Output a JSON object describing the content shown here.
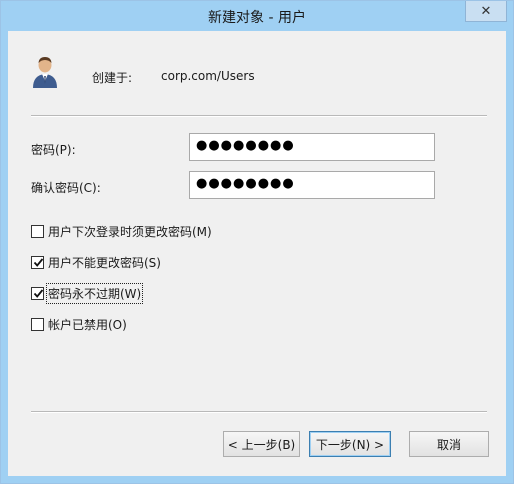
{
  "window": {
    "title": "新建对象 - 用户",
    "close_symbol": "✕"
  },
  "header": {
    "created_label": "创建于:",
    "created_value": "corp.com/Users"
  },
  "form": {
    "password_label": "密码(P):",
    "password_value": "●●●●●●●●",
    "confirm_label": "确认密码(C):",
    "confirm_value": "●●●●●●●●"
  },
  "options": [
    {
      "label": "用户下次登录时须更改密码(M)",
      "checked": false
    },
    {
      "label": "用户不能更改密码(S)",
      "checked": true
    },
    {
      "label": "密码永不过期(W)",
      "checked": true
    },
    {
      "label": "帐户已禁用(O)",
      "checked": false
    }
  ],
  "buttons": {
    "prev": "< 上一步(B)",
    "next": "下一步(N) >",
    "cancel": "取消"
  },
  "colors": {
    "titlebar": "#9fd0f3",
    "client": "#f0f0f0",
    "accent_border": "#3c7fb1"
  },
  "icons": {
    "user": "user-icon",
    "close": "close-icon",
    "check": "checkmark-icon"
  }
}
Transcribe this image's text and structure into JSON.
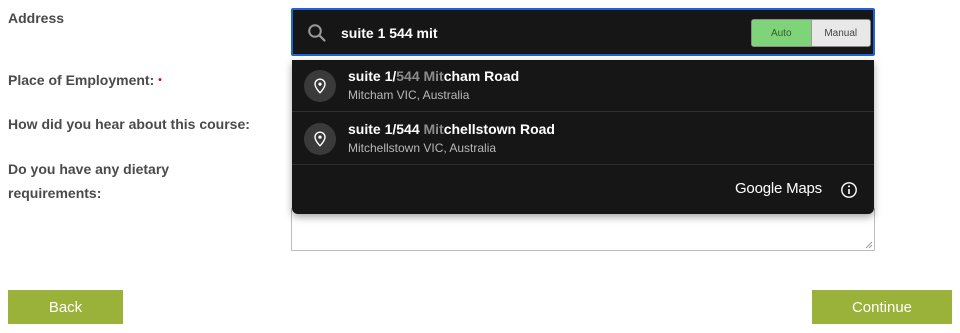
{
  "form": {
    "address_label": "Address",
    "employment_label": "Place of Employment:",
    "required_marker": "•",
    "hear_label": "How did you hear about this course:",
    "dietary_label_line1": "Do you have any dietary",
    "dietary_label_line2": "requirements:"
  },
  "search": {
    "value": "suite 1 544 mit",
    "icon": "search-icon",
    "mode_options": [
      "Auto",
      "Manual"
    ],
    "selected_mode": "Auto"
  },
  "suggestions": [
    {
      "main_prefix": "suite 1/",
      "main_dim": "544 Mit",
      "main_rest": "cham Road",
      "sub": "Mitcham VIC, Australia",
      "icon": "location-pin-icon"
    },
    {
      "main_prefix": "suite 1/544 ",
      "main_dim": "Mit",
      "main_rest": "chellstown Road",
      "sub": "Mitchellstown VIC, Australia",
      "icon": "location-pin-icon"
    }
  ],
  "attribution": {
    "text": "Google Maps",
    "info_icon": "info-icon"
  },
  "buttons": {
    "back": "Back",
    "continue": "Continue"
  },
  "colors": {
    "accent_green": "#9bb23a",
    "focus_blue": "#1e64d6",
    "dropdown_bg": "#161616",
    "toggle_active": "#7fd47a"
  }
}
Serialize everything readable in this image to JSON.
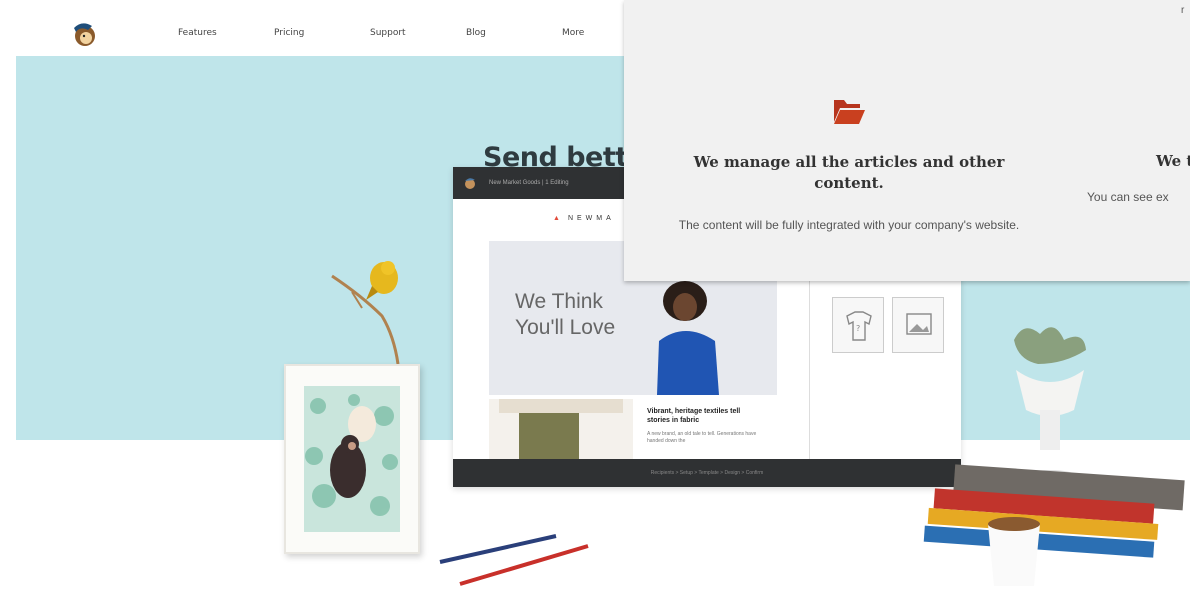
{
  "nav": {
    "items": [
      "Features",
      "Pricing",
      "Support",
      "Blog",
      "More"
    ]
  },
  "hero": {
    "title": "Send bette"
  },
  "monitor": {
    "title_bar": "New Market Goods  |  1 Editing",
    "brand": "NEWMA",
    "email_headline": "We Think You'll Love",
    "article_title": "Vibrant, heritage textiles tell stories in fabric",
    "article_body": "A new brand, an old tale to tell. Generations have handed down the",
    "steps": "Recipients  >  Setup  >  Template  >  Design  >  Confirm"
  },
  "overlay": {
    "corner_text": "r",
    "card1_title": "We manage all the articles and other content.",
    "card1_body": "The content will be fully integrated with your company's website.",
    "card2_title": "We t",
    "card2_body": "You can see ex"
  },
  "colors": {
    "hero_bg": "#bfe5ea",
    "accent": "#b7351e",
    "overlay_bg": "#f1f1f1"
  }
}
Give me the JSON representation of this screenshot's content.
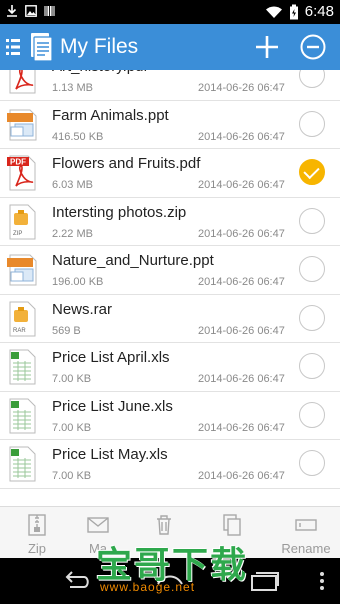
{
  "status_bar": {
    "time": "6:48"
  },
  "app_bar": {
    "title": "My Files"
  },
  "files": [
    {
      "name": "Art_history.pdf",
      "size": "1.13 MB",
      "date": "2014-06-26 06:47",
      "type": "pdf",
      "checked": false
    },
    {
      "name": "Farm Animals.ppt",
      "size": "416.50 KB",
      "date": "2014-06-26 06:47",
      "type": "ppt",
      "checked": false
    },
    {
      "name": "Flowers and Fruits.pdf",
      "size": "6.03 MB",
      "date": "2014-06-26 06:47",
      "type": "pdf",
      "checked": true
    },
    {
      "name": "Intersting photos.zip",
      "size": "2.22 MB",
      "date": "2014-06-26 06:47",
      "type": "zip",
      "checked": false
    },
    {
      "name": "Nature_and_Nurture.ppt",
      "size": "196.00 KB",
      "date": "2014-06-26 06:47",
      "type": "ppt",
      "checked": false
    },
    {
      "name": "News.rar",
      "size": "569 B",
      "date": "2014-06-26 06:47",
      "type": "rar",
      "checked": false
    },
    {
      "name": "Price List April.xls",
      "size": "7.00 KB",
      "date": "2014-06-26 06:47",
      "type": "xls",
      "checked": false
    },
    {
      "name": "Price List June.xls",
      "size": "7.00 KB",
      "date": "2014-06-26 06:47",
      "type": "xls",
      "checked": false
    },
    {
      "name": "Price List May.xls",
      "size": "7.00 KB",
      "date": "2014-06-26 06:47",
      "type": "xls",
      "checked": false
    }
  ],
  "icon_labels": {
    "pdf": "PDF",
    "zip": "ZIP",
    "rar": "RAR"
  },
  "toolbar": {
    "zip_label": "Zip",
    "mail_label": "Ma",
    "rename_label": "Rename"
  },
  "watermark": {
    "main": "宝哥下载",
    "url": "www.baoge.net"
  },
  "colors": {
    "accent": "#3b8ed8",
    "check": "#f7b500",
    "pdf": "#d9261c",
    "ppt": "#e8892b",
    "xls": "#3a9d3a"
  }
}
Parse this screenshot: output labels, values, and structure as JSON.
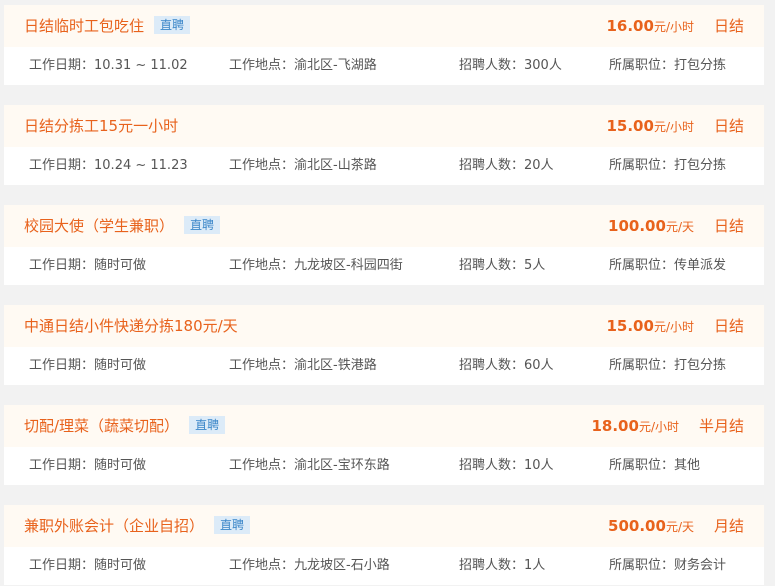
{
  "labels": {
    "date": "工作日期：",
    "location": "工作地点：",
    "count": "招聘人数：",
    "position": "所属职位："
  },
  "colors": {
    "accent": "#e8621c",
    "badge_text": "#3a86c8",
    "badge_bg": "#dcebf8",
    "header_bg": "#fffaf3"
  },
  "jobs": [
    {
      "title": "日结临时工包吃住",
      "badge": "直聘",
      "price": "16.00",
      "unit": "元/小时",
      "settle": "日结",
      "date": "10.31 ~ 11.02",
      "location": "渝北区-飞湖路",
      "count": "300人",
      "position": "打包分拣"
    },
    {
      "title": "日结分拣工15元一小时",
      "badge": "",
      "price": "15.00",
      "unit": "元/小时",
      "settle": "日结",
      "date": "10.24 ~ 11.23",
      "location": "渝北区-山茶路",
      "count": "20人",
      "position": "打包分拣"
    },
    {
      "title": "校园大使（学生兼职）",
      "badge": "直聘",
      "price": "100.00",
      "unit": "元/天",
      "settle": "日结",
      "date": "随时可做",
      "location": "九龙坡区-科园四街",
      "count": "5人",
      "position": "传单派发"
    },
    {
      "title": "中通日结小件快递分拣180元/天",
      "badge": "",
      "price": "15.00",
      "unit": "元/小时",
      "settle": "日结",
      "date": "随时可做",
      "location": "渝北区-铁港路",
      "count": "60人",
      "position": "打包分拣"
    },
    {
      "title": "切配/理菜（蔬菜切配）",
      "badge": "直聘",
      "price": "18.00",
      "unit": "元/小时",
      "settle": "半月结",
      "date": "随时可做",
      "location": "渝北区-宝环东路",
      "count": "10人",
      "position": "其他"
    },
    {
      "title": "兼职外账会计（企业自招）",
      "badge": "直聘",
      "price": "500.00",
      "unit": "元/天",
      "settle": "月结",
      "date": "随时可做",
      "location": "九龙坡区-石小路",
      "count": "1人",
      "position": "财务会计"
    }
  ]
}
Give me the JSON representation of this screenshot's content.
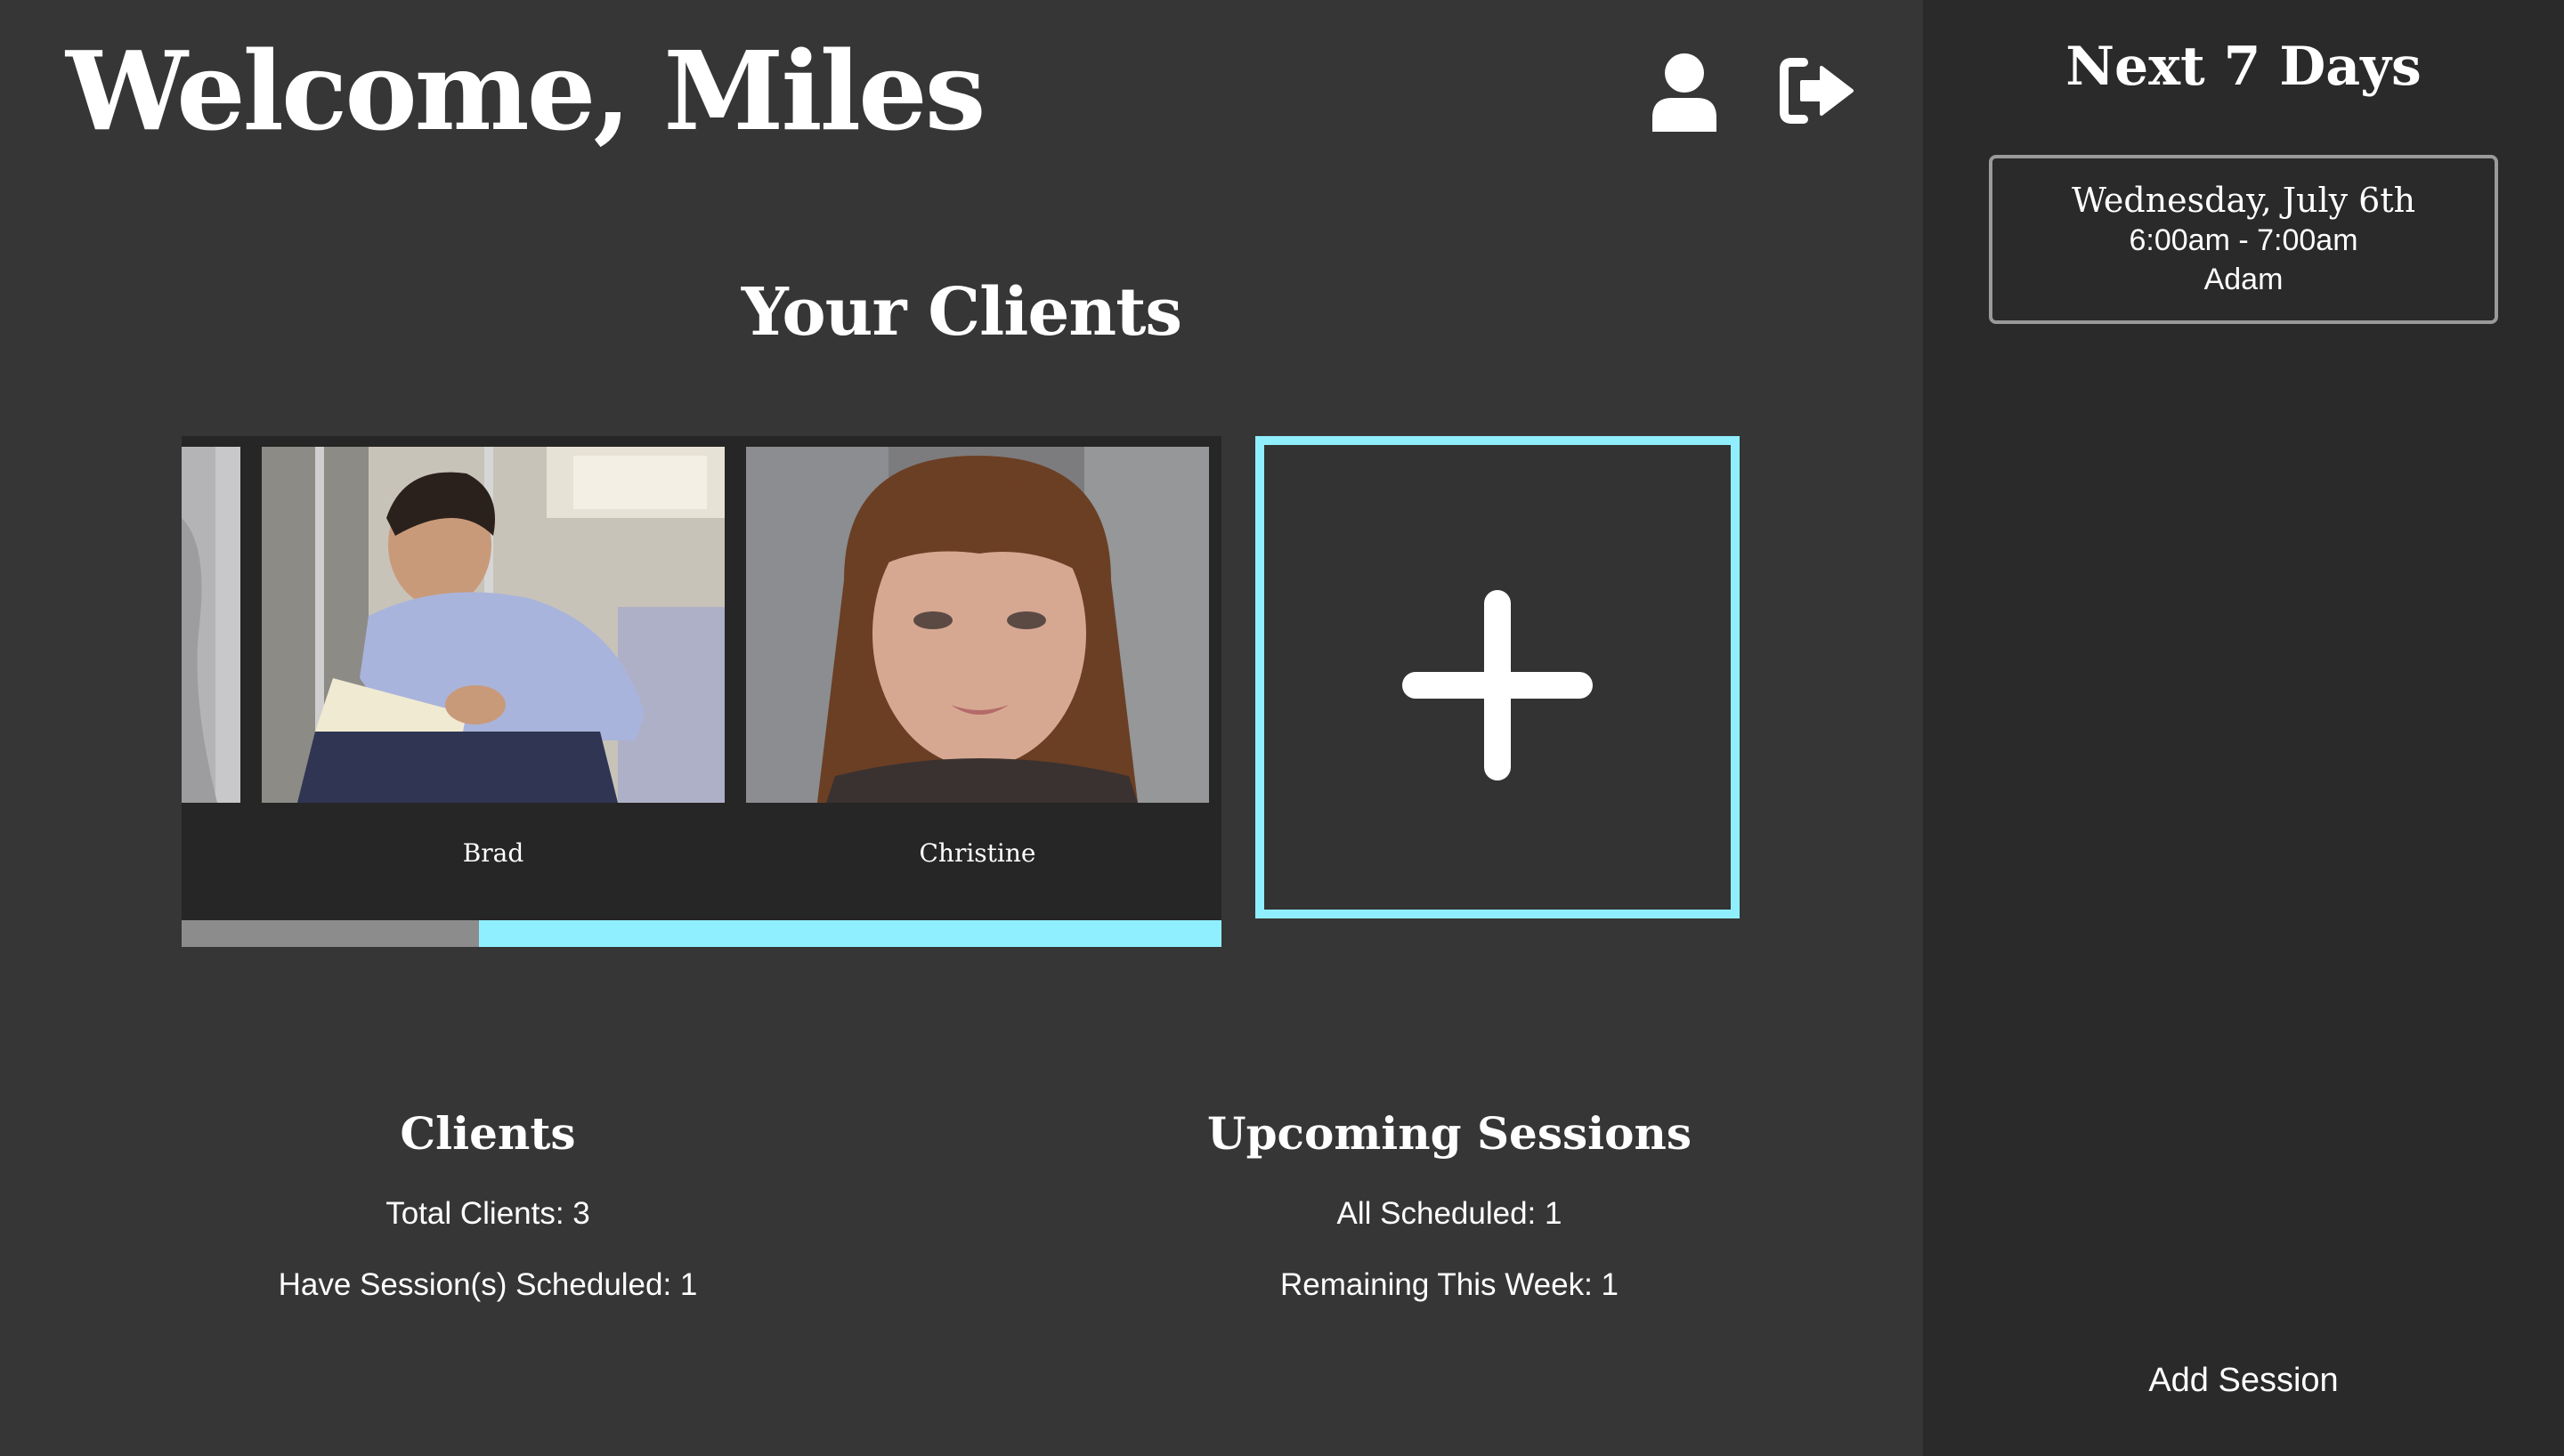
{
  "header": {
    "welcome": "Welcome, Miles",
    "profile_icon": "user-icon",
    "logout_icon": "sign-out-icon"
  },
  "clients_section": {
    "heading": "Your Clients",
    "cards": [
      {
        "name": ""
      },
      {
        "name": "Brad"
      },
      {
        "name": "Christine"
      }
    ],
    "scrollbar_position": 0.28,
    "add_icon": "plus-icon"
  },
  "stats": {
    "clients": {
      "title": "Clients",
      "total": "Total Clients: 3",
      "scheduled": "Have Session(s) Scheduled: 1"
    },
    "sessions": {
      "title": "Upcoming Sessions",
      "all": "All Scheduled: 1",
      "remaining": "Remaining This Week: 1"
    }
  },
  "sidebar": {
    "title": "Next 7 Days",
    "sessions": [
      {
        "date": "Wednesday, July 6th",
        "time": "6:00am - 7:00am",
        "client": "Adam"
      }
    ],
    "add_session": "Add Session"
  },
  "colors": {
    "accent": "#8fefff",
    "background": "#363636",
    "sidebar": "#2a2a2a",
    "card_bg": "#262626"
  }
}
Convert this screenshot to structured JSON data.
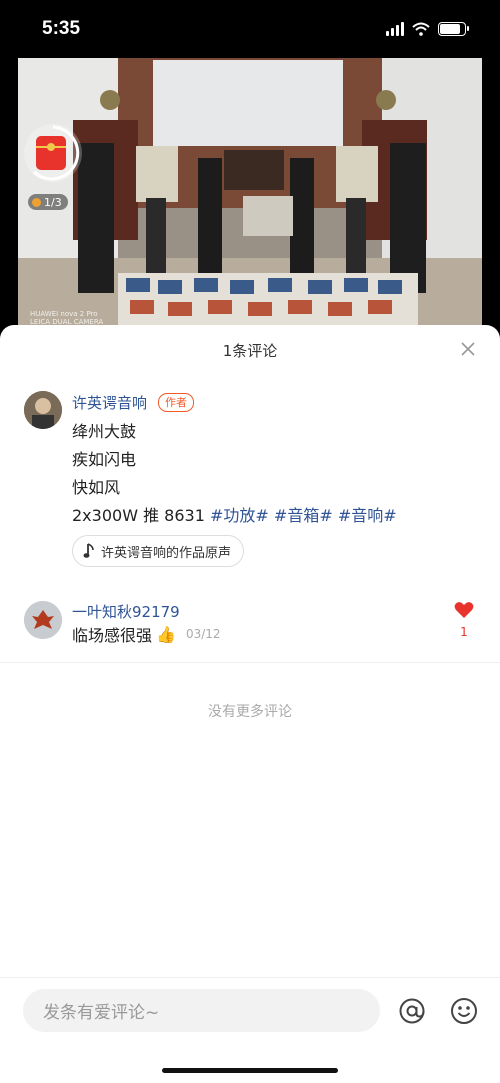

::::

- REQUIREMENT
For the string "brand", count the lines of the entries above that include it; answer with the number only.

- ANSWER TO THE PROBLEM
2